Exercise directions
Reproduce, unchanged, the stretch of material from its very first line through the line that contains "list-item: • Stimulates", with both of those lines included.

Records supplied

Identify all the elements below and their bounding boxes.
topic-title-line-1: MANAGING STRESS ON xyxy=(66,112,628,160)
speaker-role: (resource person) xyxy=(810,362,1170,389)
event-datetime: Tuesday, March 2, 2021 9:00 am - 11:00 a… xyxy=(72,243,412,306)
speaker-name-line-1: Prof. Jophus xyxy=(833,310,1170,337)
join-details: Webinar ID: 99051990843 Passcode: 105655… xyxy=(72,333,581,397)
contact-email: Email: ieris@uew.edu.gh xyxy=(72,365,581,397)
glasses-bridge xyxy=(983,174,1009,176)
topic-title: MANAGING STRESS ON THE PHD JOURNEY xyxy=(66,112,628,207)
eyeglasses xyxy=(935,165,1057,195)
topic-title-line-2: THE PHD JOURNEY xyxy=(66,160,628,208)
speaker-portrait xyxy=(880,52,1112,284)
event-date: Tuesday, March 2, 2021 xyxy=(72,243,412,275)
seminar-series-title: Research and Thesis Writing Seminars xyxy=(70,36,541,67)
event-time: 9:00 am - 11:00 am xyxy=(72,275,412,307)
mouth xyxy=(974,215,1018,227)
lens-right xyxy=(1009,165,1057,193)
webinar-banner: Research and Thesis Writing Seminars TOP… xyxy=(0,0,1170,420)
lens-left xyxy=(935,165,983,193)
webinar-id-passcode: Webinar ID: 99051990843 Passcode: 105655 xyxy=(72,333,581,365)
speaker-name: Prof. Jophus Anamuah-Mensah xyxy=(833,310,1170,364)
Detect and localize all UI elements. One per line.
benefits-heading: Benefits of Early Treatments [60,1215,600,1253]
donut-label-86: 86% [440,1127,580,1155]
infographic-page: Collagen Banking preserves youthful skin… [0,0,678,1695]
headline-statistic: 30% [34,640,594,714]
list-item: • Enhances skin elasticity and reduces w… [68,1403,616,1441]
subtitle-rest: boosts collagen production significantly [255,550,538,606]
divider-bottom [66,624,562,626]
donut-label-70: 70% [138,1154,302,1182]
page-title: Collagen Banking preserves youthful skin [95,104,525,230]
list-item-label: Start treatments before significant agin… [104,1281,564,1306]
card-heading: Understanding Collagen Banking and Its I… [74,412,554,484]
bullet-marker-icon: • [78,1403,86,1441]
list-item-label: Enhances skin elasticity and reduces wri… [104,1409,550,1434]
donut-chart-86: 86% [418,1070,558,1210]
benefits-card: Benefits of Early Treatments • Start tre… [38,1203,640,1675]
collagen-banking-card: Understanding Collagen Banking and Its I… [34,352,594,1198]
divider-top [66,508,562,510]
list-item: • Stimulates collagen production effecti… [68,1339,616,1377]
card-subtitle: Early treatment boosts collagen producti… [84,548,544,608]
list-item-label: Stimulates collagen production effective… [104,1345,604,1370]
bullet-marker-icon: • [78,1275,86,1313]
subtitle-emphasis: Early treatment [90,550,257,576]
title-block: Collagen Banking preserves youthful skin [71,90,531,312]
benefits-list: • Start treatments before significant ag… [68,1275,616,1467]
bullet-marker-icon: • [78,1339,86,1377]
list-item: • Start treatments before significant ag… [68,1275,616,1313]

Output
Identify all the elements below and their bounding boxes.
topic-title-line-1: MANAGING STRESS ON xyxy=(66,112,628,160)
speaker-role: (resource person) xyxy=(810,362,1170,389)
event-datetime: Tuesday, March 2, 2021 9:00 am - 11:00 a… xyxy=(72,243,412,306)
speaker-name-line-1: Prof. Jophus xyxy=(833,310,1170,337)
join-details: Webinar ID: 99051990843 Passcode: 105655… xyxy=(72,333,581,397)
contact-email: Email: ieris@uew.edu.gh xyxy=(72,365,581,397)
glasses-bridge xyxy=(983,174,1009,176)
topic-title: MANAGING STRESS ON THE PHD JOURNEY xyxy=(66,112,628,207)
eyeglasses xyxy=(935,165,1057,195)
topic-title-line-2: THE PHD JOURNEY xyxy=(66,160,628,208)
speaker-portrait xyxy=(880,52,1112,284)
event-date: Tuesday, March 2, 2021 xyxy=(72,243,412,275)
seminar-series-title: Research and Thesis Writing Seminars xyxy=(70,36,541,67)
event-time: 9:00 am - 11:00 am xyxy=(72,275,412,307)
mouth xyxy=(974,215,1018,227)
lens-right xyxy=(1009,165,1057,193)
webinar-banner: Research and Thesis Writing Seminars TOP… xyxy=(0,0,1170,420)
lens-left xyxy=(935,165,983,193)
webinar-id-passcode: Webinar ID: 99051990843 Passcode: 105655 xyxy=(72,333,581,365)
speaker-name: Prof. Jophus Anamuah-Mensah xyxy=(833,310,1170,364)
Detect and localize all UI elements. One per line.
benefits-heading: Benefits of Early Treatments [60,1215,600,1253]
donut-label-86: 86% [440,1127,580,1155]
infographic-page: Collagen Banking preserves youthful skin… [0,0,678,1695]
headline-statistic: 30% [34,640,594,714]
list-item: • Enhances skin elasticity and reduces w… [68,1403,616,1441]
subtitle-rest: boosts collagen production significantly [255,550,538,606]
divider-bottom [66,624,562,626]
donut-label-70: 70% [138,1154,302,1182]
page-title: Collagen Banking preserves youthful skin [95,104,525,230]
list-item-label: Start treatments before significant agin… [104,1281,564,1306]
card-heading: Understanding Collagen Banking and Its I… [74,412,554,484]
bullet-marker-icon: • [78,1403,86,1441]
list-item-label: Enhances skin elasticity and reduces wri… [104,1409,550,1434]
donut-chart-86: 86% [418,1070,558,1210]
benefits-card: Benefits of Early Treatments • Start tre… [38,1203,640,1675]
collagen-banking-card: Understanding Collagen Banking and Its I… [34,352,594,1198]
divider-top [66,508,562,510]
list-item: • Stimulates collagen production effecti… [68,1339,616,1377]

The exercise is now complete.